**WORK TO DO**: The records should be repeated word for word, pictures excluded.
start GIVEN DATA
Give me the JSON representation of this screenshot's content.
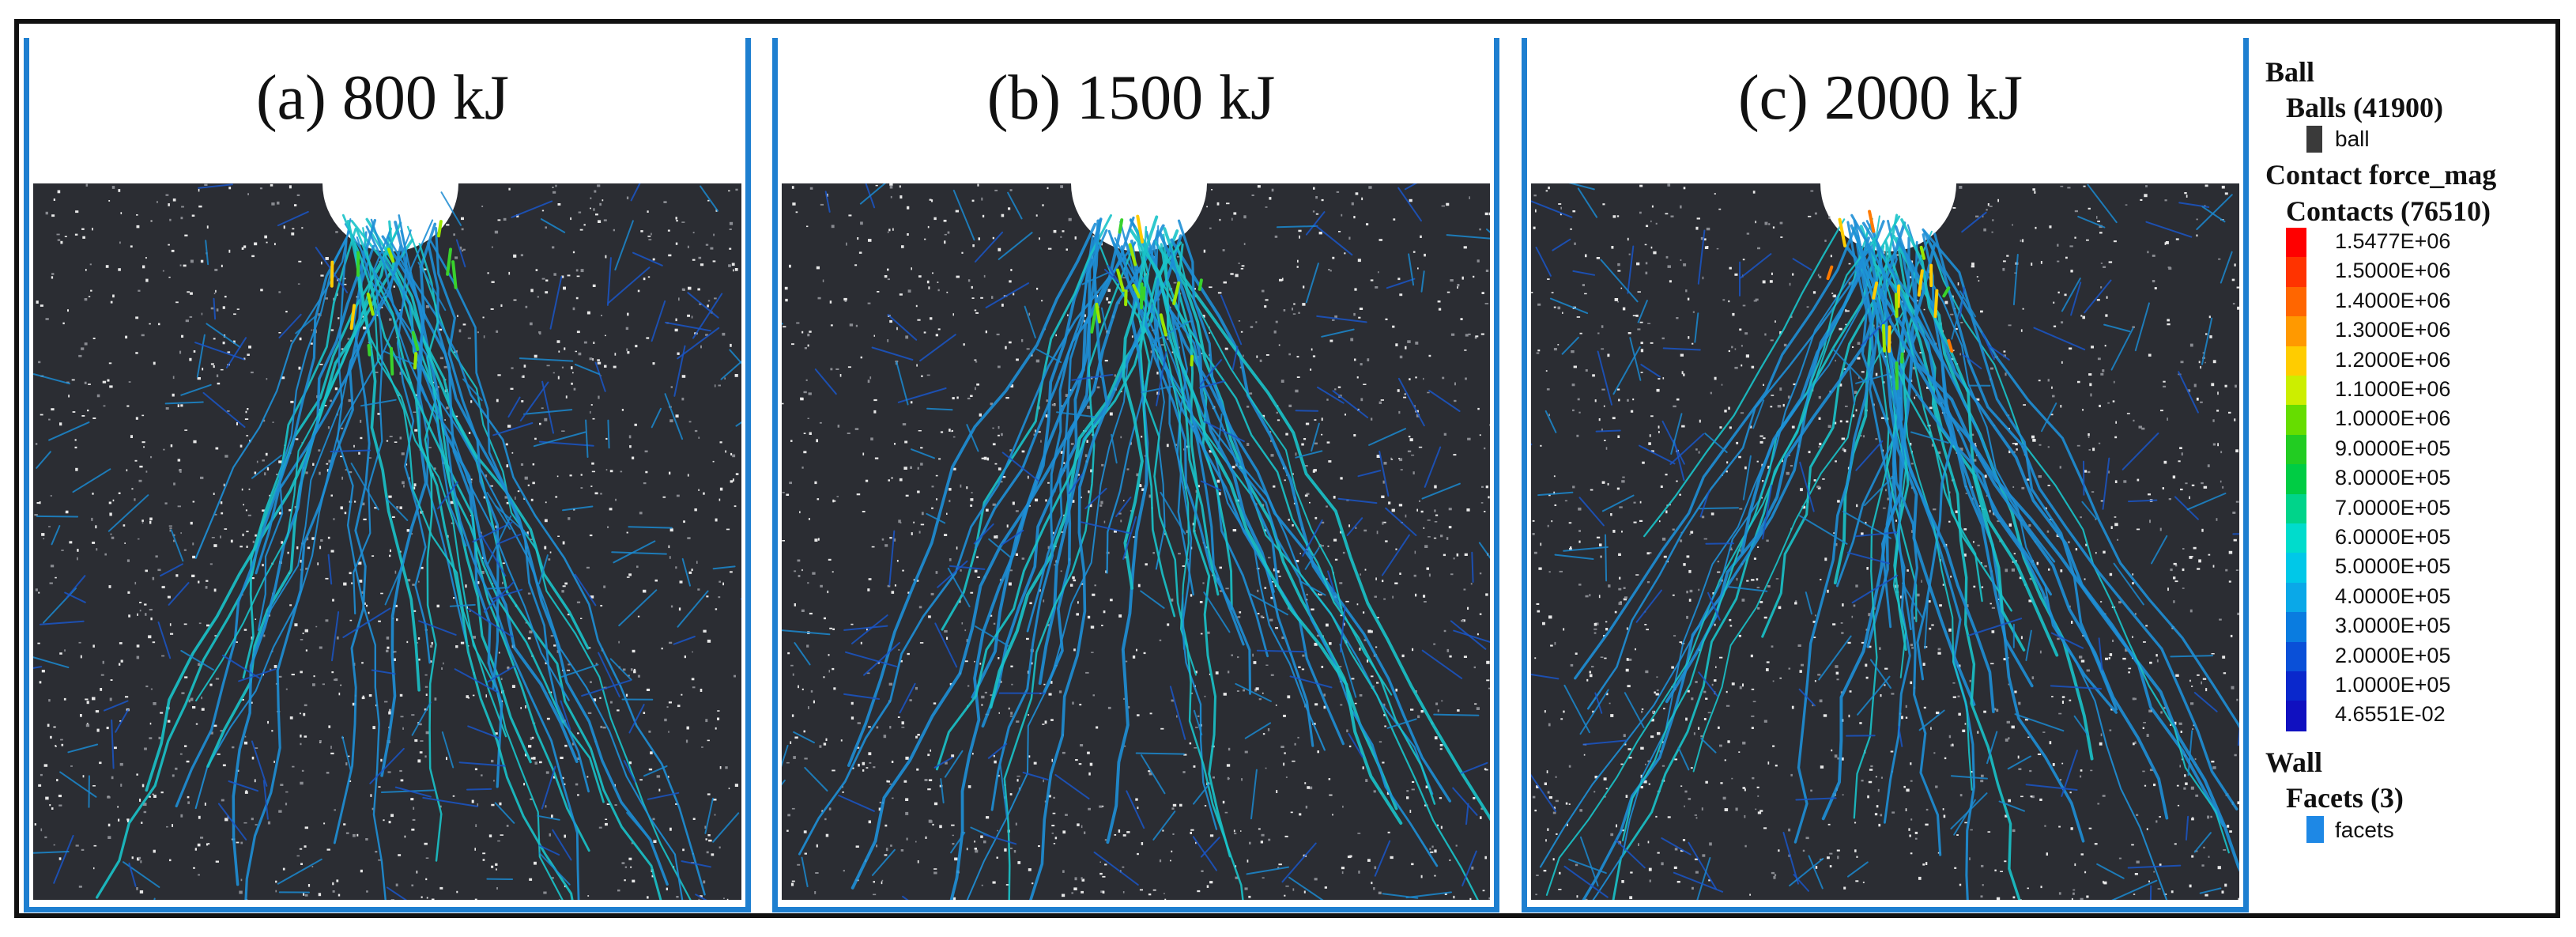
{
  "panels": [
    {
      "title": "(a) 800 kJ",
      "intensity": 0.55
    },
    {
      "title": "(b) 1500 kJ",
      "intensity": 0.8
    },
    {
      "title": "(c) 2000 kJ",
      "intensity": 1.0
    }
  ],
  "legend": {
    "ball_heading": "Ball",
    "balls_group": "Balls (41900)",
    "ball_item": "ball",
    "ball_color": "#3a3a3a",
    "contact_heading": "Contact force_mag",
    "contacts_group": "Contacts (76510)",
    "colorbar_labels": [
      "1.5477E+06",
      "1.5000E+06",
      "1.4000E+06",
      "1.3000E+06",
      "1.2000E+06",
      "1.1000E+06",
      "1.0000E+06",
      "9.0000E+05",
      "8.0000E+05",
      "7.0000E+05",
      "6.0000E+05",
      "5.0000E+05",
      "4.0000E+05",
      "3.0000E+05",
      "2.0000E+05",
      "1.0000E+05",
      "4.6551E-02"
    ],
    "colorbar_colors": [
      "#ff0000",
      "#ff3300",
      "#ff6600",
      "#ff9900",
      "#ffcc00",
      "#ccee00",
      "#66dd00",
      "#22cc22",
      "#00cc44",
      "#00d48a",
      "#00dccc",
      "#00c8e8",
      "#0aa8e8",
      "#0a7ce0",
      "#0a50d8",
      "#0a28cc",
      "#1010c0"
    ],
    "wall_heading": "Wall",
    "facets_group": "Facets (3)",
    "facets_item": "facets",
    "facets_color": "#1e88e5"
  }
}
end GIVEN DATA
**COMPLETED TASK**:
Give me the JSON representation of this screenshot's content.
{
  "panels": [
    {
      "title": "(a) 800 kJ",
      "intensity": 0.55
    },
    {
      "title": "(b) 1500 kJ",
      "intensity": 0.8
    },
    {
      "title": "(c) 2000 kJ",
      "intensity": 1.0
    }
  ],
  "legend": {
    "ball_heading": "Ball",
    "balls_group": "Balls (41900)",
    "ball_item": "ball",
    "ball_color": "#3a3a3a",
    "contact_heading": "Contact force_mag",
    "contacts_group": "Contacts (76510)",
    "colorbar_labels": [
      "1.5477E+06",
      "1.5000E+06",
      "1.4000E+06",
      "1.3000E+06",
      "1.2000E+06",
      "1.1000E+06",
      "1.0000E+06",
      "9.0000E+05",
      "8.0000E+05",
      "7.0000E+05",
      "6.0000E+05",
      "5.0000E+05",
      "4.0000E+05",
      "3.0000E+05",
      "2.0000E+05",
      "1.0000E+05",
      "4.6551E-02"
    ],
    "colorbar_colors": [
      "#ff0000",
      "#ff3300",
      "#ff6600",
      "#ff9900",
      "#ffcc00",
      "#ccee00",
      "#66dd00",
      "#22cc22",
      "#00cc44",
      "#00d48a",
      "#00dccc",
      "#00c8e8",
      "#0aa8e8",
      "#0a7ce0",
      "#0a50d8",
      "#0a28cc",
      "#1010c0"
    ],
    "wall_heading": "Wall",
    "facets_group": "Facets (3)",
    "facets_item": "facets",
    "facets_color": "#1e88e5"
  }
}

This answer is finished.